▶ Goal
Leaving out every picture, quote the data below exactly as it appears.

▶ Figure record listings
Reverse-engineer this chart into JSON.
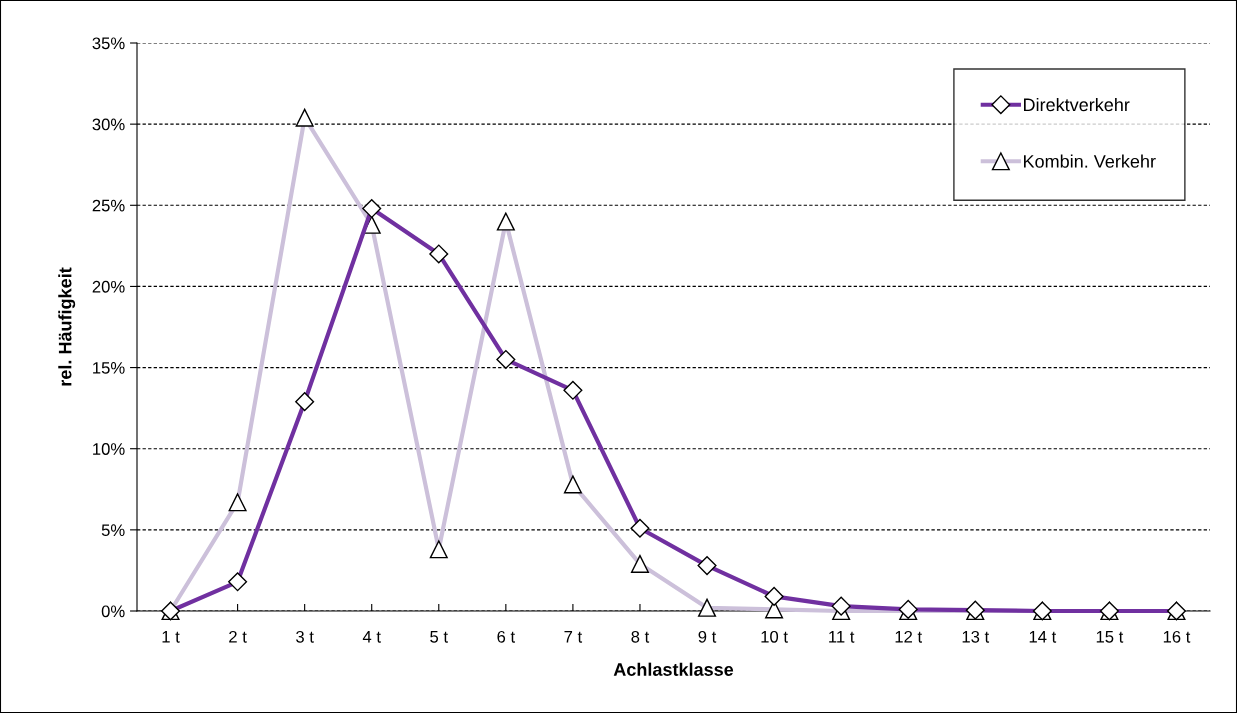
{
  "chart_data": {
    "type": "line",
    "xlabel": "Achlastklasse",
    "ylabel": "rel. Häufigkeit",
    "categories": [
      "1 t",
      "2 t",
      "3 t",
      "4 t",
      "5 t",
      "6 t",
      "7 t",
      "8 t",
      "9 t",
      "10 t",
      "11 t",
      "12 t",
      "13 t",
      "14 t",
      "15 t",
      "16 t"
    ],
    "series": [
      {
        "name": "Direktverkehr",
        "color": "#7030a0",
        "marker": "diamond",
        "values": [
          0,
          1.8,
          12.9,
          24.8,
          22.0,
          15.5,
          13.6,
          5.1,
          2.8,
          0.9,
          0.3,
          0.1,
          0.05,
          0,
          0,
          0
        ]
      },
      {
        "name": "Kombin. Verkehr",
        "color": "#ccc0da",
        "marker": "triangle",
        "values": [
          0,
          6.7,
          30.4,
          23.8,
          3.8,
          24.0,
          7.8,
          2.9,
          0.2,
          0.1,
          0,
          0,
          0,
          0,
          0,
          0
        ]
      }
    ],
    "ylim": [
      0,
      35
    ],
    "yticks": [
      {
        "value": 0,
        "label": "0%"
      },
      {
        "value": 5,
        "label": "5%"
      },
      {
        "value": 10,
        "label": "10%"
      },
      {
        "value": 15,
        "label": "15%"
      },
      {
        "value": 20,
        "label": "20%"
      },
      {
        "value": 25,
        "label": "25%"
      },
      {
        "value": 30,
        "label": "30%"
      },
      {
        "value": 35,
        "label": "35%"
      }
    ],
    "grid": "y",
    "legend": "top right",
    "line_style": "solid"
  }
}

▶ In response
Reverse-engineer this chart into JSON.
{
  "chart_data": {
    "type": "line",
    "xlabel": "Achlastklasse",
    "ylabel": "rel. Häufigkeit",
    "categories": [
      "1 t",
      "2 t",
      "3 t",
      "4 t",
      "5 t",
      "6 t",
      "7 t",
      "8 t",
      "9 t",
      "10 t",
      "11 t",
      "12 t",
      "13 t",
      "14 t",
      "15 t",
      "16 t"
    ],
    "series": [
      {
        "name": "Direktverkehr",
        "color": "#7030a0",
        "marker": "diamond",
        "values": [
          0,
          1.8,
          12.9,
          24.8,
          22.0,
          15.5,
          13.6,
          5.1,
          2.8,
          0.9,
          0.3,
          0.1,
          0.05,
          0,
          0,
          0
        ]
      },
      {
        "name": "Kombin. Verkehr",
        "color": "#ccc0da",
        "marker": "triangle",
        "values": [
          0,
          6.7,
          30.4,
          23.8,
          3.8,
          24.0,
          7.8,
          2.9,
          0.2,
          0.1,
          0,
          0,
          0,
          0,
          0,
          0
        ]
      }
    ],
    "ylim": [
      0,
      35
    ],
    "yticks": [
      {
        "value": 0,
        "label": "0%"
      },
      {
        "value": 5,
        "label": "5%"
      },
      {
        "value": 10,
        "label": "10%"
      },
      {
        "value": 15,
        "label": "15%"
      },
      {
        "value": 20,
        "label": "20%"
      },
      {
        "value": 25,
        "label": "25%"
      },
      {
        "value": 30,
        "label": "30%"
      },
      {
        "value": 35,
        "label": "35%"
      }
    ],
    "grid": "y",
    "legend": "top right",
    "line_style": "solid"
  }
}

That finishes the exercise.